Images excluded, repeat each entry below exactly.
■ ■ ■ ■ ■ ■ ■
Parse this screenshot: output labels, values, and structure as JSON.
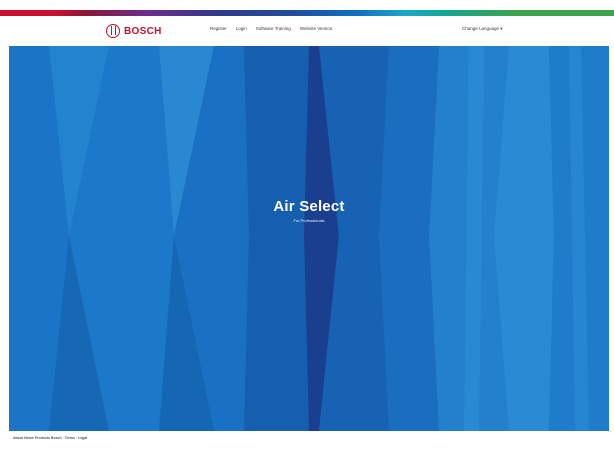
{
  "brand": {
    "logo_text": "BOSCH",
    "logo_icon": "bosch-armature-icon",
    "primary_color": "#c8102e",
    "stripe_colors": [
      "#c8102e",
      "#6b2c91",
      "#2e3a8c",
      "#0e6fc1",
      "#1aa7c9",
      "#18a48c",
      "#3aa54a"
    ]
  },
  "nav": {
    "items": [
      "Register",
      "Login",
      "Software Training",
      "Website Version"
    ]
  },
  "language": {
    "label": "Change Language ▾"
  },
  "hero": {
    "title": "Air Select",
    "subtitle": "For Professionals",
    "background_color": "#1a6fc0"
  },
  "footer": {
    "text": "About Home Products Bosch · Terms · Legal"
  }
}
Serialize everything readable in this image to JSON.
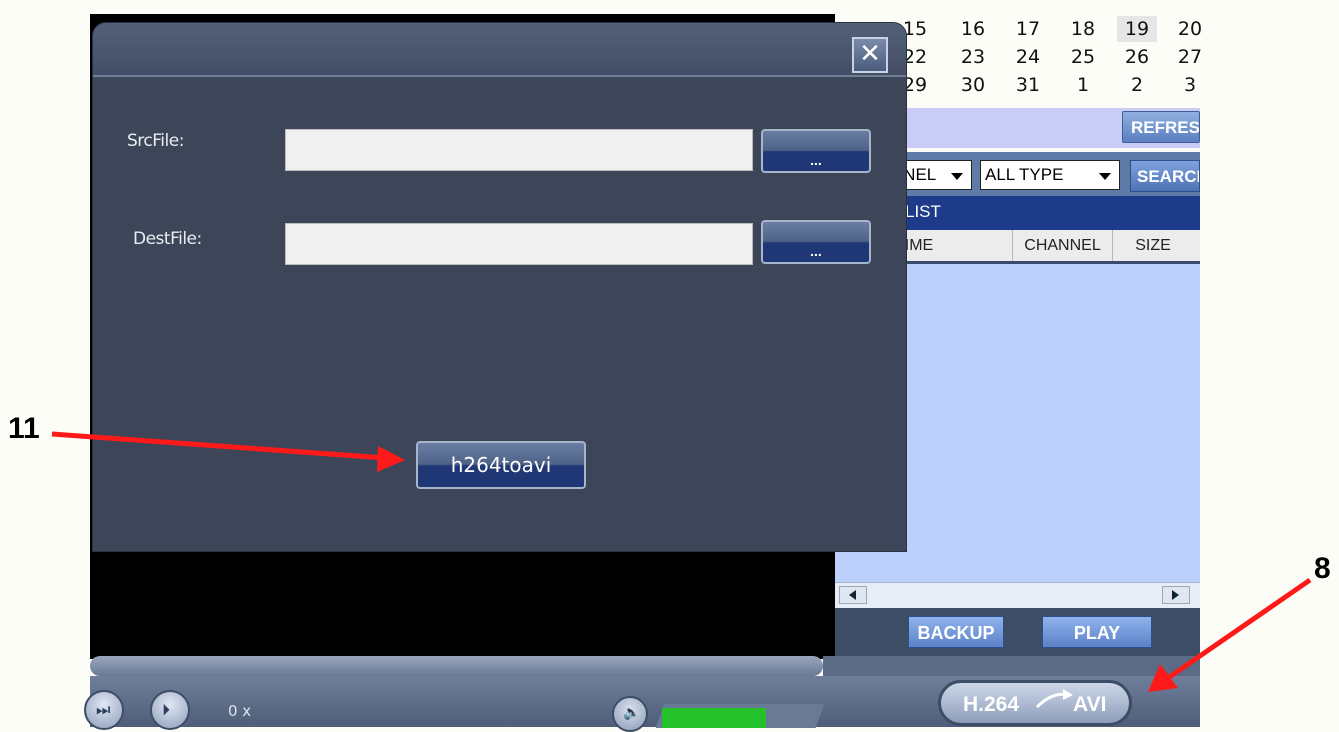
{
  "calendar": {
    "rows": [
      [
        "15",
        "16",
        "17",
        "18",
        "19",
        "20"
      ],
      [
        "22",
        "23",
        "24",
        "25",
        "26",
        "27"
      ],
      [
        "29",
        "30",
        "31",
        "1",
        "2",
        "3"
      ]
    ],
    "selected": "19"
  },
  "right_panel": {
    "refresh_label": "REFRESH",
    "channel_select": "CHANNEL",
    "type_select": "ALL TYPE",
    "search_label": "SEARCH",
    "list_title": "LIST",
    "columns": [
      "TIME",
      "CHANNEL",
      "SIZE"
    ],
    "backup_label": "BACKUP",
    "play_label": "PLAY"
  },
  "player": {
    "speed": "0 x",
    "volume_level": 0.65,
    "convert_left": "H.264",
    "convert_right": "AVI"
  },
  "dialog": {
    "src_label": "SrcFile:",
    "dest_label": "DestFile:",
    "src_value": "",
    "dest_value": "",
    "browse_label": "...",
    "convert_label": "h264toavi",
    "close_glyph": "✕"
  },
  "annotations": {
    "callout_11": "11",
    "callout_8": "8"
  },
  "colors": {
    "arrow": "#ff1a1a",
    "dialog_bg": "#3d4659",
    "volume_fill": "#25c12b",
    "list_bg": "#bcd0fb"
  }
}
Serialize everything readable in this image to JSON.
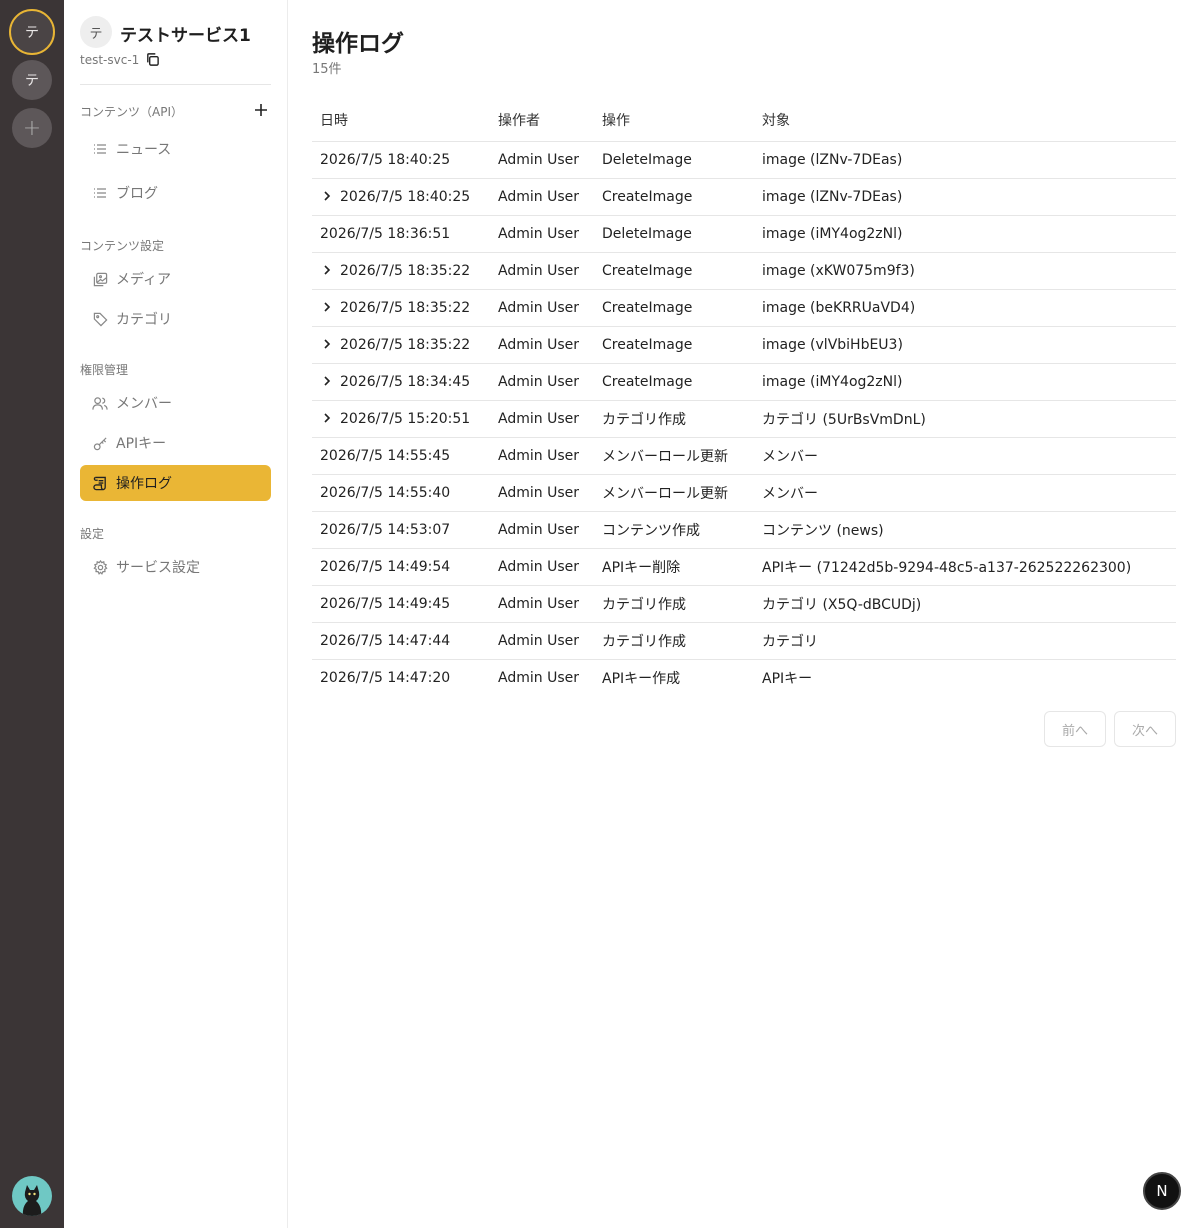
■ ■ ■ ■ ■ ■ ■
RESPONSE FOR THIS EXERCISE:
Parse this screenshot: output labels, values, and structure as JSON.
{
  "brand": {
    "logo_text": "BOSCH",
    "logo_icon": "bosch-armature-icon",
    "primary_color": "#c8102e",
    "stripe_colors": [
      "#c8102e",
      "#6b2c91",
      "#2e3a8c",
      "#0e6fc1",
      "#1aa7c9",
      "#18a48c",
      "#3aa54a"
    ]
  },
  "nav": {
    "items": [
      "Register",
      "Login",
      "Software Training",
      "Website Version"
    ]
  },
  "language": {
    "label": "Change Language ▾"
  },
  "hero": {
    "title": "Air Select",
    "subtitle": "For Professionals",
    "background_color": "#1a6fc0"
  },
  "footer": {
    "text": "About Home Products Bosch · Terms · Legal"
  }
}
Serialize everything readable in this image to JSON.
{
  "calendar": {
    "rows": [
      [
        "15",
        "16",
        "17",
        "18",
        "19",
        "20"
      ],
      [
        "22",
        "23",
        "24",
        "25",
        "26",
        "27"
      ],
      [
        "29",
        "30",
        "31",
        "1",
        "2",
        "3"
      ]
    ],
    "selected": "19"
  },
  "right_panel": {
    "refresh_label": "REFRESH",
    "channel_select": "CHANNEL",
    "type_select": "ALL TYPE",
    "search_label": "SEARCH",
    "list_title": "LIST",
    "columns": [
      "TIME",
      "CHANNEL",
      "SIZE"
    ],
    "backup_label": "BACKUP",
    "play_label": "PLAY"
  },
  "player": {
    "speed": "0 x",
    "volume_level": 0.65,
    "convert_left": "H.264",
    "convert_right": "AVI"
  },
  "dialog": {
    "src_label": "SrcFile:",
    "dest_label": "DestFile:",
    "src_value": "",
    "dest_value": "",
    "browse_label": "...",
    "convert_label": "h264toavi",
    "close_glyph": "✕"
  },
  "annotations": {
    "callout_11": "11",
    "callout_8": "8"
  },
  "colors": {
    "arrow": "#ff1a1a",
    "dialog_bg": "#3d4659",
    "volume_fill": "#25c12b",
    "list_bg": "#bcd0fb"
  }
}
Serialize everything readable in this image to JSON.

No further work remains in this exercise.